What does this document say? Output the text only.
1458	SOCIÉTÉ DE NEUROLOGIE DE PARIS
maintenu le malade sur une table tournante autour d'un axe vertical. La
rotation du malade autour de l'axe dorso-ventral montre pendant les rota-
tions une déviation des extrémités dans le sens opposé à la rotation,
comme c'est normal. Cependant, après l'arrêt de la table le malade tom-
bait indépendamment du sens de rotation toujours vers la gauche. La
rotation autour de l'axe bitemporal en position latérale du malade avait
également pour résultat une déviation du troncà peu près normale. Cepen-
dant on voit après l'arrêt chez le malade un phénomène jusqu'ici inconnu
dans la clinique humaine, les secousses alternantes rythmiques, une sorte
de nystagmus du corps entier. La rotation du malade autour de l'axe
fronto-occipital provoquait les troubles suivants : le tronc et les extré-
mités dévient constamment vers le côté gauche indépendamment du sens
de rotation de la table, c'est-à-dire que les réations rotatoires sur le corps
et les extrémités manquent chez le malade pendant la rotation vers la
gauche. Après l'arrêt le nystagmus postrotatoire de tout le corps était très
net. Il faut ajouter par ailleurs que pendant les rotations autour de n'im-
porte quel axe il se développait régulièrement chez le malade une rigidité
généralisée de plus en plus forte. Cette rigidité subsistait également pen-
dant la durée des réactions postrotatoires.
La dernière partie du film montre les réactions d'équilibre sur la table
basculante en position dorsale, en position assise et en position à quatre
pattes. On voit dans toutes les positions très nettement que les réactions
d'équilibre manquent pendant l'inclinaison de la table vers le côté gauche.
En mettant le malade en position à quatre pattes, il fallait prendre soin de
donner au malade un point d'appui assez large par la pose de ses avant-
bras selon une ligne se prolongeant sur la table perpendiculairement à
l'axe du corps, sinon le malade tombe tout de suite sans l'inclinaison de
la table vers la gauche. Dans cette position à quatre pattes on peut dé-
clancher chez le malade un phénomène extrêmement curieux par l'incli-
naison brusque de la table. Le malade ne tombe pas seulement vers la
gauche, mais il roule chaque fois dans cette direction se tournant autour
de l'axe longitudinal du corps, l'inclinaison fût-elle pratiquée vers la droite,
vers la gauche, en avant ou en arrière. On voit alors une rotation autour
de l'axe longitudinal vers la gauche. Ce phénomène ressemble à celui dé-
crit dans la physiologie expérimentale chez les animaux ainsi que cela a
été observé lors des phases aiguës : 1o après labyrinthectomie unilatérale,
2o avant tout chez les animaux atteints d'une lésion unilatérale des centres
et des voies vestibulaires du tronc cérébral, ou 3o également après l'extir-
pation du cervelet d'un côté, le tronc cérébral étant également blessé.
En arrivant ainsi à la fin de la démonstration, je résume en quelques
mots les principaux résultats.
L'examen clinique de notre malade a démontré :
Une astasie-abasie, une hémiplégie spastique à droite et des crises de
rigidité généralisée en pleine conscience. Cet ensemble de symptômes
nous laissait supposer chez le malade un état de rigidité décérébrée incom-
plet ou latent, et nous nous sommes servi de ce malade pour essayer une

Your task: Copy out each record exactly as given, omitting none.

Result of this exercise:
What does this document say? Output the text only.
1458	SOCIÉTÉ DE NEUROLOGIE DE PARIS
maintenu le malade sur une table tournante autour d'un axe vertical. La
rotation du malade autour de l'axe dorso-ventral montre pendant les rota-
tions une déviation des extrémités dans le sens opposé à la rotation,
comme c'est normal. Cependant, après l'arrêt de la table le malade tom-
bait indépendamment du sens de rotation toujours vers la gauche. La
rotation autour de l'axe bitemporal en position latérale du malade avait
également pour résultat une déviation du troncà peu près normale. Cepen-
dant on voit après l'arrêt chez le malade un phénomène jusqu'ici inconnu
dans la clinique humaine, les secousses alternantes rythmiques, une sorte
de nystagmus du corps entier. La rotation du malade autour de l'axe
fronto-occipital provoquait les troubles suivants : le tronc et les extré-
mités dévient constamment vers le côté gauche indépendamment du sens
de rotation de la table, c'est-à-dire que les réations rotatoires sur le corps
et les extrémités manquent chez le malade pendant la rotation vers la
gauche. Après l'arrêt le nystagmus postrotatoire de tout le corps était très
net. Il faut ajouter par ailleurs que pendant les rotations autour de n'im-
porte quel axe il se développait régulièrement chez le malade une rigidité
généralisée de plus en plus forte. Cette rigidité subsistait également pen-
dant la durée des réactions postrotatoires.
La dernière partie du film montre les réactions d'équilibre sur la table
basculante en position dorsale, en position assise et en position à quatre
pattes. On voit dans toutes les positions très nettement que les réactions
d'équilibre manquent pendant l'inclinaison de la table vers le côté gauche.
En mettant le malade en position à quatre pattes, il fallait prendre soin de
donner au malade un point d'appui assez large par la pose de ses avant-
bras selon une ligne se prolongeant sur la table perpendiculairement à
l'axe du corps, sinon le malade tombe tout de suite sans l'inclinaison de
la table vers la gauche. Dans cette position à quatre pattes on peut dé-
clancher chez le malade un phénomène extrêmement curieux par l'incli-
naison brusque de la table. Le malade ne tombe pas seulement vers la
gauche, mais il roule chaque fois dans cette direction se tournant autour
de l'axe longitudinal du corps, l'inclinaison fût-elle pratiquée vers la droite,
vers la gauche, en avant ou en arrière. On voit alors une rotation autour
de l'axe longitudinal vers la gauche. Ce phénomène ressemble à celui dé-
crit dans la physiologie expérimentale chez les animaux ainsi que cela a
été observé lors des phases aiguës : 1o après labyrinthectomie unilatérale,
2o avant tout chez les animaux atteints d'une lésion unilatérale des centres
et des voies vestibulaires du tronc cérébral, ou 3o également après l'extir-
pation du cervelet d'un côté, le tronc cérébral étant également blessé.
En arrivant ainsi à la fin de la démonstration, je résume en quelques
mots les principaux résultats.
L'examen clinique de notre malade a démontré :
Une astasie-abasie, une hémiplégie spastique à droite et des crises de
rigidité généralisée en pleine conscience. Cet ensemble de symptômes
nous laissait supposer chez le malade un état de rigidité décérébrée incom-
plet ou latent, et nous nous sommes servi de ce malade pour essayer une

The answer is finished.